> [Consignes]:
1: D'après le texte sur le terrorisme d'extrême droite, combien de personnes l'explosion devant le bâtiment fédéral Alfred P. Murrah à Oklahoma City a-t-elle tuées ?
2: Citez le texte sur le terrorisme d'extrême droite à partir de « Ce type d’attaque, organisée » jusqu'à « l’extrême droite anglaise. » inclus.

Le terrorisme d’extrême droite est un phénomène criminel bien connu des forces de l’ordre et des services de renseignements occidentaux bien que les modes opératoires et les justifications idéologiques varient d’un pays à l’autre. Antony Marchand, dirigeant de la société Gallice International Services et ancien commandant en second du GIGN, et Alexandre Rodde, consultant pour Gallice International Services, spécialisé dans les questions de terrorisme nous éclairent sur la montée en puissance du terrorisme d’extrême droite. Dans cette deuxième partie, les auteurs dressent un bilan de l’état de la menace.
État de la menace
Le terrorisme d’extrême droite est un phénomène criminel bien connu des forces de l’ordre et des services de renseignements occidentaux bien que les modes opératoires et les justifications idéologiques varient d’un pays à l’autre. Si l’attaque de Christchurch s’inspire des deux modèles de terrorisme d’extrême droite qui la précèdent : le modèle anglo-saxon et celui d’Europe continentale, elle en présente néanmoins une nouvelle version, plus dangereuse et plus létale.
Le modèle anglo-saxon du terrorisme d’extrême droite trouve ses racines aux États-Unis.
Après la dissolution du Ku Klux Klan en 1945, de nombreux groupuscules terroristes d’extrême droite émergent à la fin des années 70. Un des pionniers de l’action violente nationaliste américaine, Louis Beam, a théorisé et diffusé le concept de « leaderless resistance » dans un essai écrit en 1983. L’extrême droite violente américaine de l’époque, organisée dans des groupes pyramidaux, est régulièrement infiltrée par le FBI ou voit certains de ses membres « retournés » par les forces de l’ordre américaines, comme ce fut le cas pour l’organisation suprémaciste blanche The Order. Beam propose alors un système d’organisation où des cellules solitaires composées d’un ou deux membres, sans relations hiérarchiques entre elles, agissent en sélectionnant leurs propres objectifs et méthodes, tout en servant une idéologie commune. Ainsi, chaque opérateur arrêté ne met pas l’ensemble de la structure en péril. L’absence de communication entre les terroristes limite également les risques de détection. La «leaderless resistance » est rapidement adoptée par l’extrême droite violente américaine. Une dizaine d’années après la publication du manifeste, un camion de déménagement chargé de 3 500 kilos d’explosifs1 explose devant le bâtiment fédéral Alfred P. Murrah à Oklahoma City et tue 168 personnes. C’est l’attentat le plus mortel aux États-Unis, à l’exception des attaques du 11 septembre 2001. L’auteur, Timothy McVeigh, issu de la mouvance d’extrême droite, est convaincu que le gouvernement fédéral américain est devenu tyrannique. Il a préparé son attaque seul2, et n’a été aidé par un complice que pour charger le camion.
Ce type d’attaque, organisée par un terroriste solitaire, s’étant radicalisé seul, est un mode d’action employé dans les années qui suivent dans l’extrême droite anglaise.

[Lignes d'un jeu de données]
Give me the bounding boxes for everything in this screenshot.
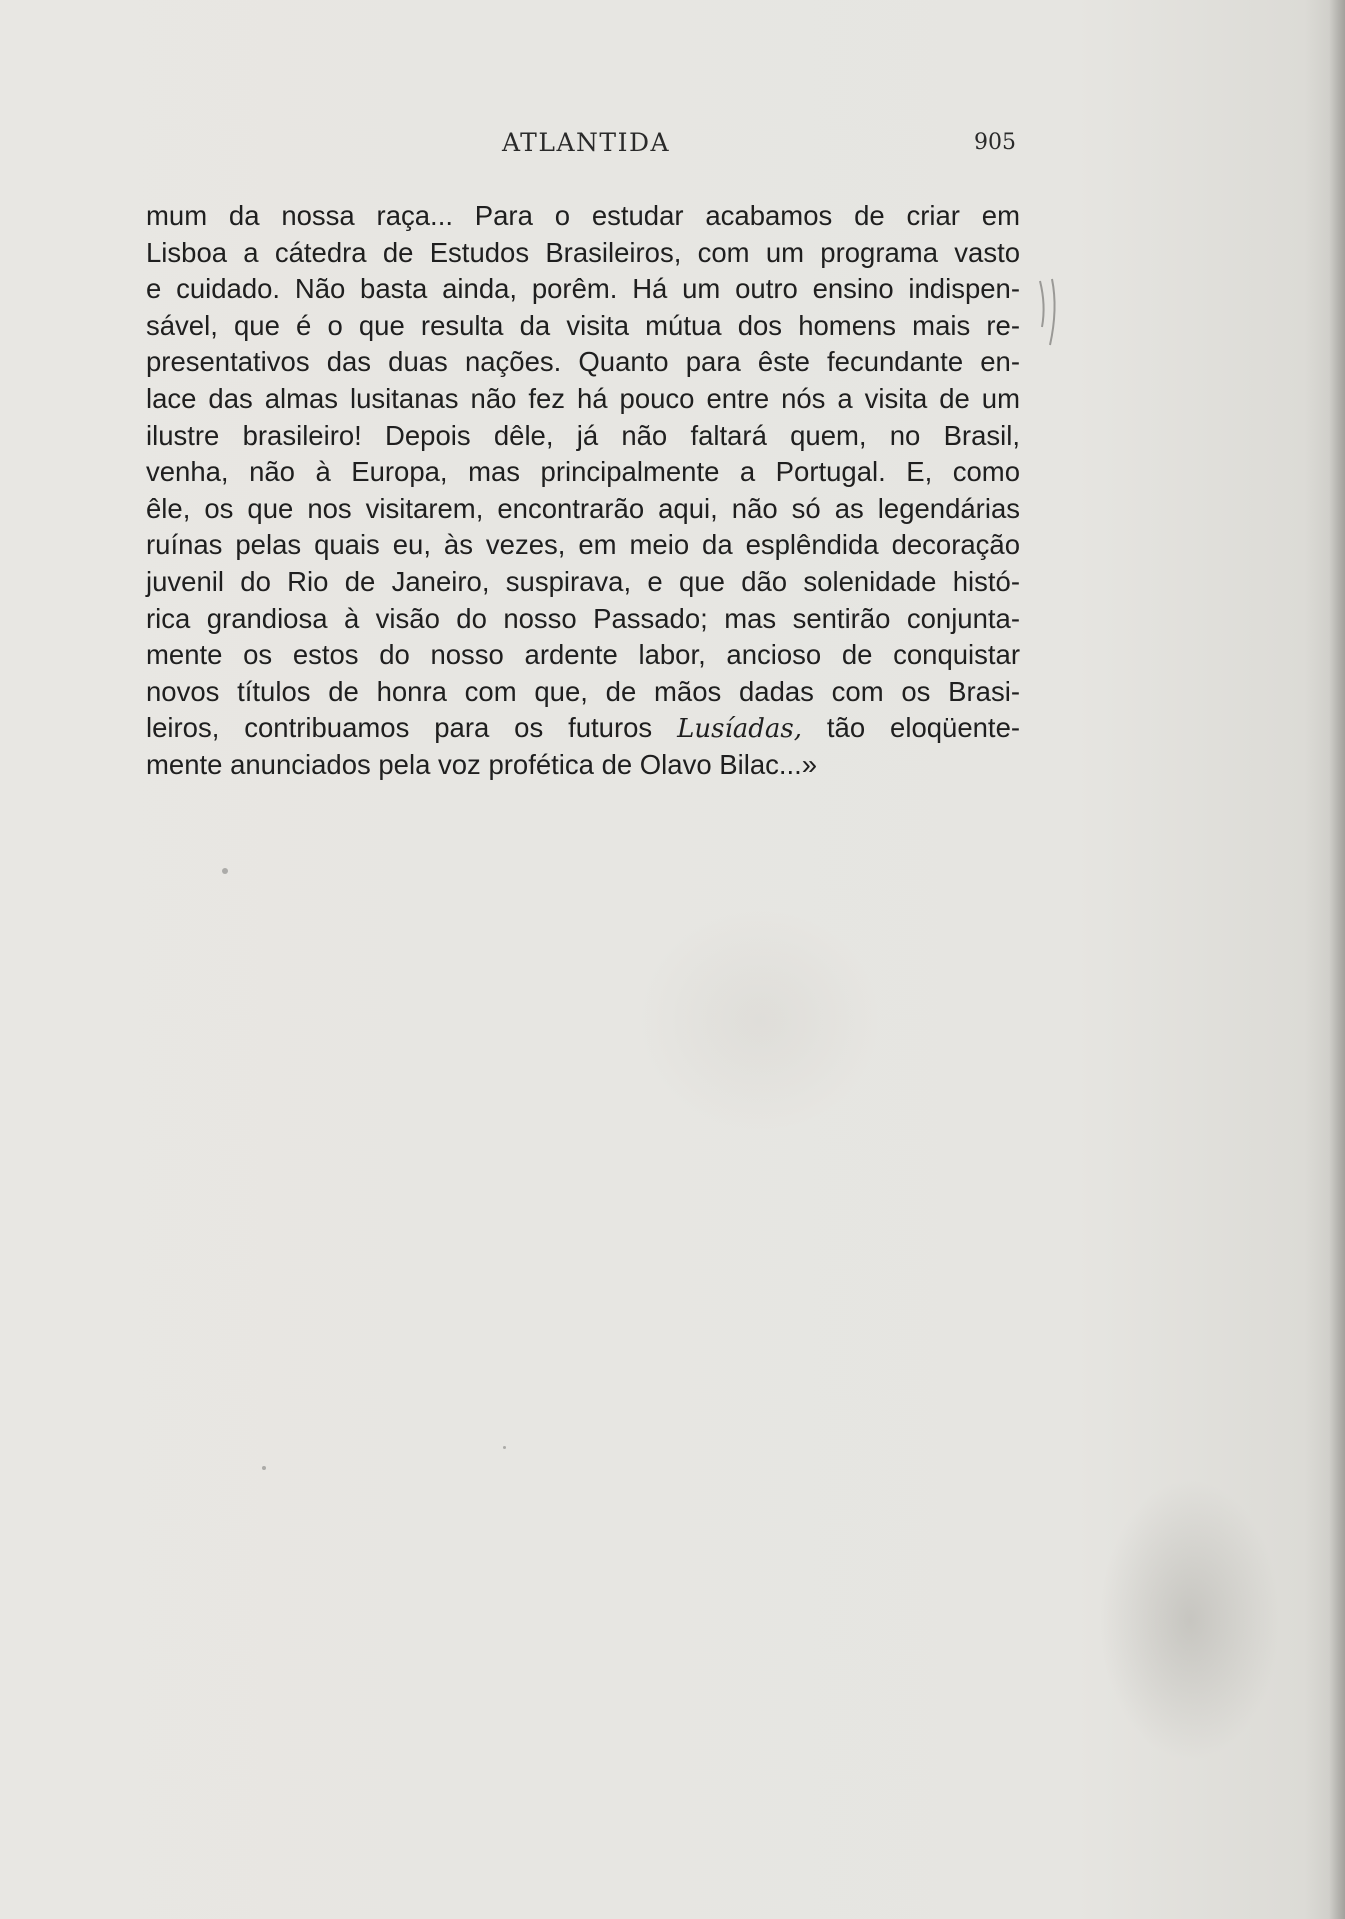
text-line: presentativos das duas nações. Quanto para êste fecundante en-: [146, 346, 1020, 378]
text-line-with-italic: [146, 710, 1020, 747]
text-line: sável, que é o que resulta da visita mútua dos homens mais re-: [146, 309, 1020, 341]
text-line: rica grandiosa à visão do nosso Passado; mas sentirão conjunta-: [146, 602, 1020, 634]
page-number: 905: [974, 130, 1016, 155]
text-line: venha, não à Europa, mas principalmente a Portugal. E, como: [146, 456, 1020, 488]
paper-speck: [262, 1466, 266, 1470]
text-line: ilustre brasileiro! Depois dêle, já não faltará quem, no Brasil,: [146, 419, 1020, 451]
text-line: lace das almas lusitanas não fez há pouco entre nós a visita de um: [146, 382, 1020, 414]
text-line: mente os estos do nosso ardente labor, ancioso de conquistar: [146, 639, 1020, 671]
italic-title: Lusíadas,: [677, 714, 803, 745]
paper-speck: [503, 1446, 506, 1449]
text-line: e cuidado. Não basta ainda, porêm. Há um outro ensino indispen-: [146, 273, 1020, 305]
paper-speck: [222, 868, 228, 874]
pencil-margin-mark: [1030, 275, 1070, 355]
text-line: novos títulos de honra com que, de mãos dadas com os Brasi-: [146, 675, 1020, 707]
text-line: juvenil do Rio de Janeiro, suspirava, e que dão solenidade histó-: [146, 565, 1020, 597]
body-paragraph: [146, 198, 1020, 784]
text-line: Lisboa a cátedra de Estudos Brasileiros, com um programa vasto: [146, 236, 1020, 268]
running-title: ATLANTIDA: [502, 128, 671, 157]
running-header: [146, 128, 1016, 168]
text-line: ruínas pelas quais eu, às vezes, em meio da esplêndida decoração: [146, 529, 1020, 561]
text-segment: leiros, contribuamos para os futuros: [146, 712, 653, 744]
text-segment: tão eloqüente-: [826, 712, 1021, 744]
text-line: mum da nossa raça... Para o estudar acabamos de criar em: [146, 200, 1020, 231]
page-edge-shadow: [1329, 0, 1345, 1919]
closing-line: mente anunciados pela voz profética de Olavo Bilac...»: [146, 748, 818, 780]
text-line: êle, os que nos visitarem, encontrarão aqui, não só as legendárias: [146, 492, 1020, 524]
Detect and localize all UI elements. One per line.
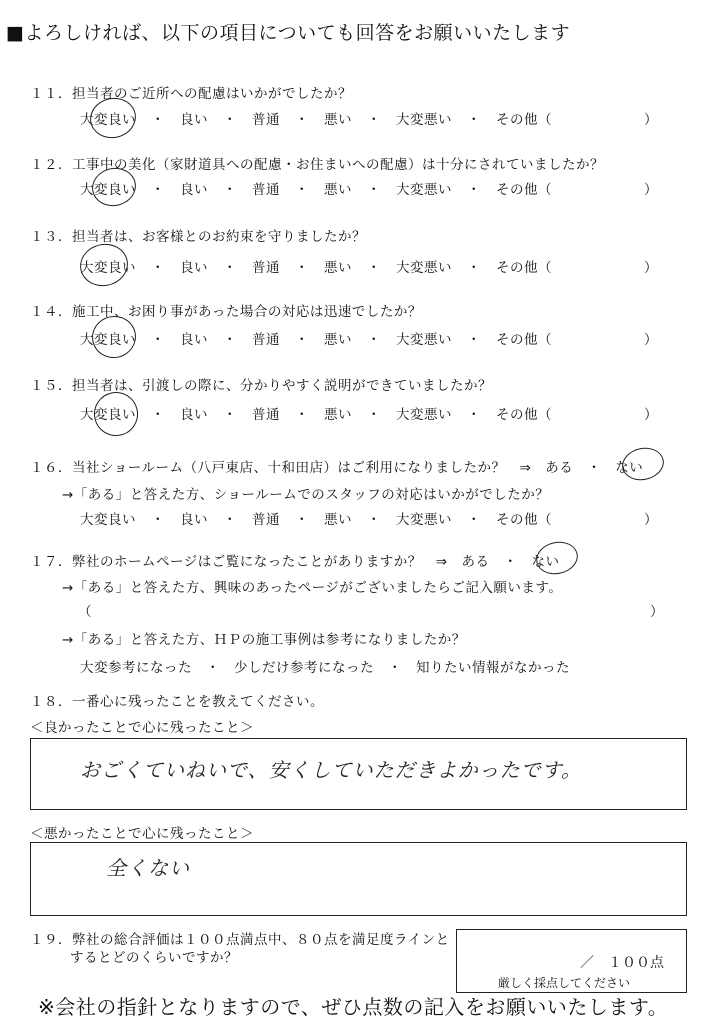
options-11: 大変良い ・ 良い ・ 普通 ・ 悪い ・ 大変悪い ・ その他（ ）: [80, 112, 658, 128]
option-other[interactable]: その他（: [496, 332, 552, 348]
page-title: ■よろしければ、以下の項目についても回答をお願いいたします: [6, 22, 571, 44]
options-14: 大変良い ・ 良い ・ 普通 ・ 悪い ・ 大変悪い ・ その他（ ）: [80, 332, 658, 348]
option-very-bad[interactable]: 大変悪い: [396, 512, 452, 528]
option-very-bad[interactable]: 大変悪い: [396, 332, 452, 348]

> [Réponses]:
1: 168 personnes.

2:
Ce type d’attaque, organisée par un terroriste solitaire, s’étant radicalisé seul, est un mode d’action employé dans les années qui suivent dans l’extrême droite anglaise.